> WHAT IS EXPECTED
Gather up every line from the entries below that uses the word "Волхонка".

* begin WORKING DATA *

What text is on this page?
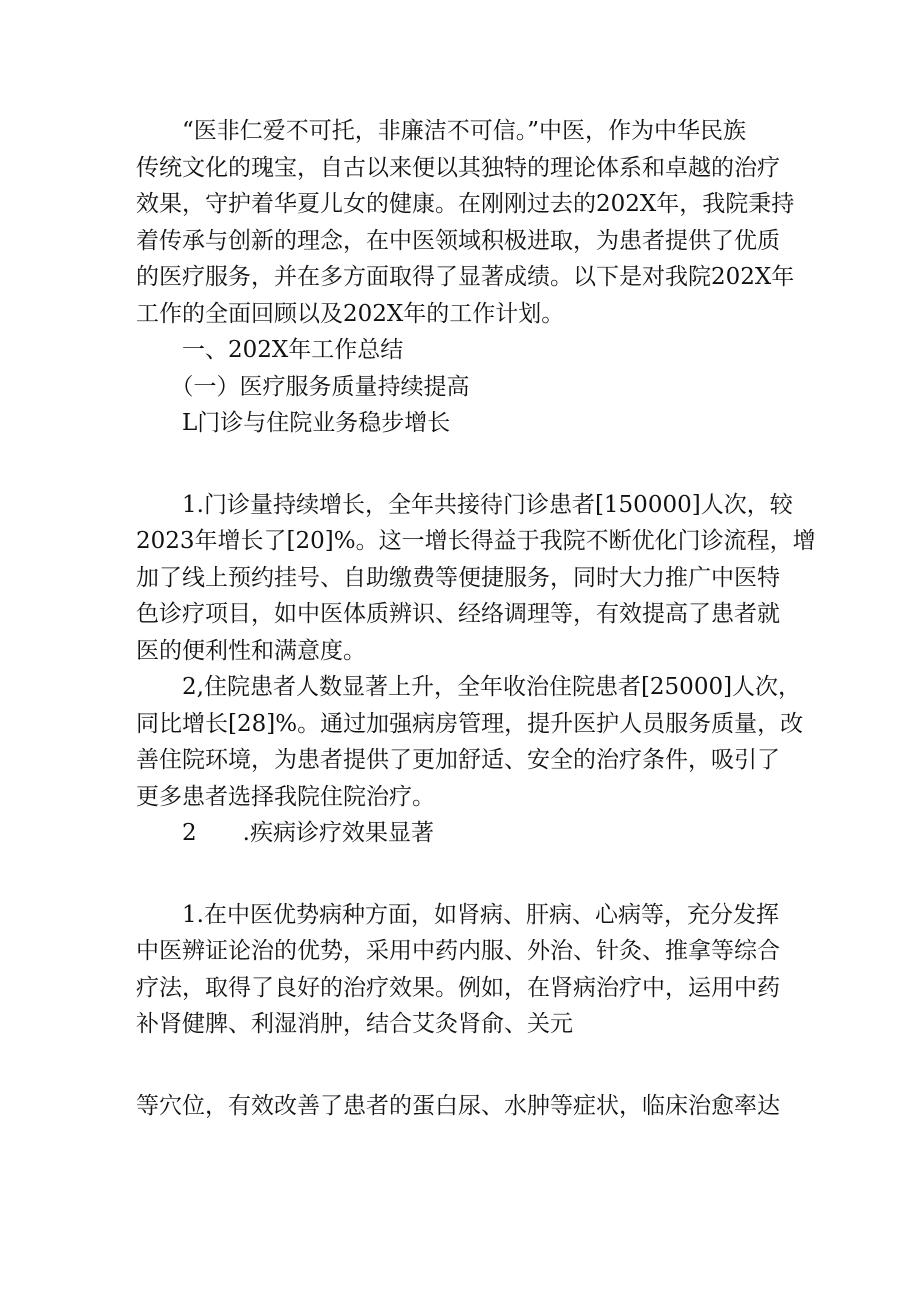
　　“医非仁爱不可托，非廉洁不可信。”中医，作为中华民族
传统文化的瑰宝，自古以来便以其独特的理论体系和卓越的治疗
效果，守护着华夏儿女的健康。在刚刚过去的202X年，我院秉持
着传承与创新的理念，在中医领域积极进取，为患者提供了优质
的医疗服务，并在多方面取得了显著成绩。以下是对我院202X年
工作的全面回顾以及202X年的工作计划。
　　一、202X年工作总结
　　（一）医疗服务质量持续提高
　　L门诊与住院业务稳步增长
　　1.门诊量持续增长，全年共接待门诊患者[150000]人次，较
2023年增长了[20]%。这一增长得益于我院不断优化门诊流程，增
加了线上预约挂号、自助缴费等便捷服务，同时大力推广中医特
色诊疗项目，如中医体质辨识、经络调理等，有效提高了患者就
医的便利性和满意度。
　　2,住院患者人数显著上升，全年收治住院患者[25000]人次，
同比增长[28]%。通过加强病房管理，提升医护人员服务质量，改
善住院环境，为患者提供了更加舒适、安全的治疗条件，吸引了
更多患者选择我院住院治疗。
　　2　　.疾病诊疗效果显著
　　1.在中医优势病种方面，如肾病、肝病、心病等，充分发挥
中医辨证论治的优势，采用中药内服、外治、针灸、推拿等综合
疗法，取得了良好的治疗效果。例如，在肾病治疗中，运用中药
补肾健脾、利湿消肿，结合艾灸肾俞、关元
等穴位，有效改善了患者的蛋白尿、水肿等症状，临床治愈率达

* end WORKING DATA *
* begin WORKING DATA *

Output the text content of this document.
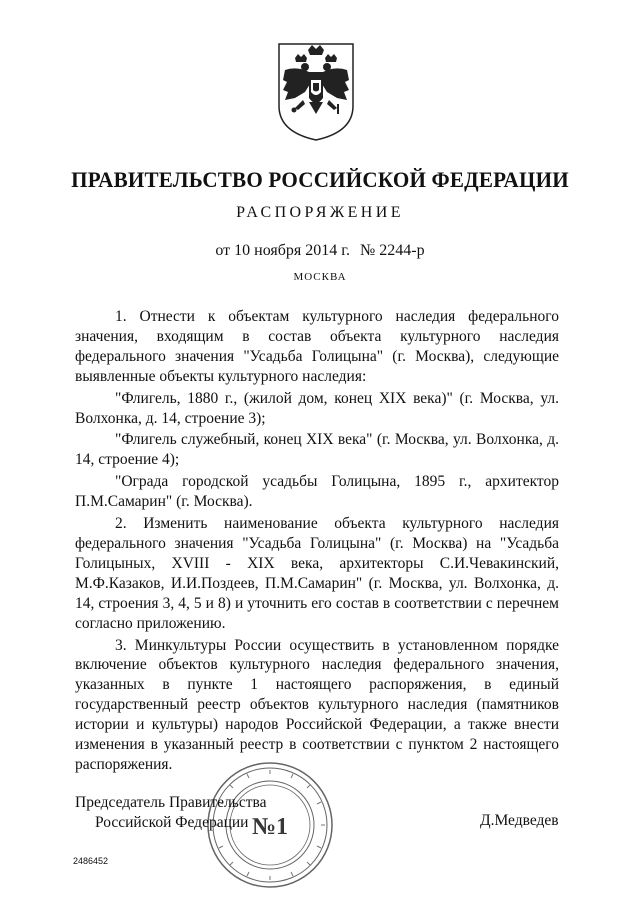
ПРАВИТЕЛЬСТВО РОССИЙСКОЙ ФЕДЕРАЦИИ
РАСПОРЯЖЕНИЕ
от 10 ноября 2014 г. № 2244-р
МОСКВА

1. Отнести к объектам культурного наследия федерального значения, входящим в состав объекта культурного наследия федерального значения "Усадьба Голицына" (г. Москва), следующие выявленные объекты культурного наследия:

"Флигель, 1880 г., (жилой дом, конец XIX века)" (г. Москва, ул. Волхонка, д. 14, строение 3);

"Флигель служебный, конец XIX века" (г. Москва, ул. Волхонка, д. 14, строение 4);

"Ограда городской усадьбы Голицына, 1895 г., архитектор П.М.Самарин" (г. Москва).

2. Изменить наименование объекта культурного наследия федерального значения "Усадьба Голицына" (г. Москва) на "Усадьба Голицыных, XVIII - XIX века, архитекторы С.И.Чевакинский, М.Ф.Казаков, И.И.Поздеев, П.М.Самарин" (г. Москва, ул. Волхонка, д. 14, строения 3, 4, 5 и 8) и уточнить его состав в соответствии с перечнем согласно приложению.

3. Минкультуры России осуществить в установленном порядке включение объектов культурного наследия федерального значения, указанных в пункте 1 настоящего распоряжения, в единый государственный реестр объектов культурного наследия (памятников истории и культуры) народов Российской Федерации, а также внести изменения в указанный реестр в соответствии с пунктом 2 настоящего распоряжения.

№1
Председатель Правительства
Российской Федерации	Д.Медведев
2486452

* end WORKING DATA *

> SOLUTION
"Флигель, 1880 г., (жилой дом, конец XIX века)" (г. Москва, ул. Волхонка, д. 14, строение 3);
"Флигель служебный, конец XIX века" (г. Москва, ул. Волхонка, д. 14, строение 4);
2. Изменить наименование объекта культурного наследия федерального значения "Усадьба Голицына" (г. Москва) на "Усадьба Голицыных, XVIII - XIX века, архитекторы С.И.Чевакинский, М.Ф.Казаков, И.И.Поздеев, П.М.Самарин" (г. Москва, ул. Волхонка, д. 14, строения 3, 4, 5 и 8) и уточнить его состав в соответствии с перечнем согласно приложению.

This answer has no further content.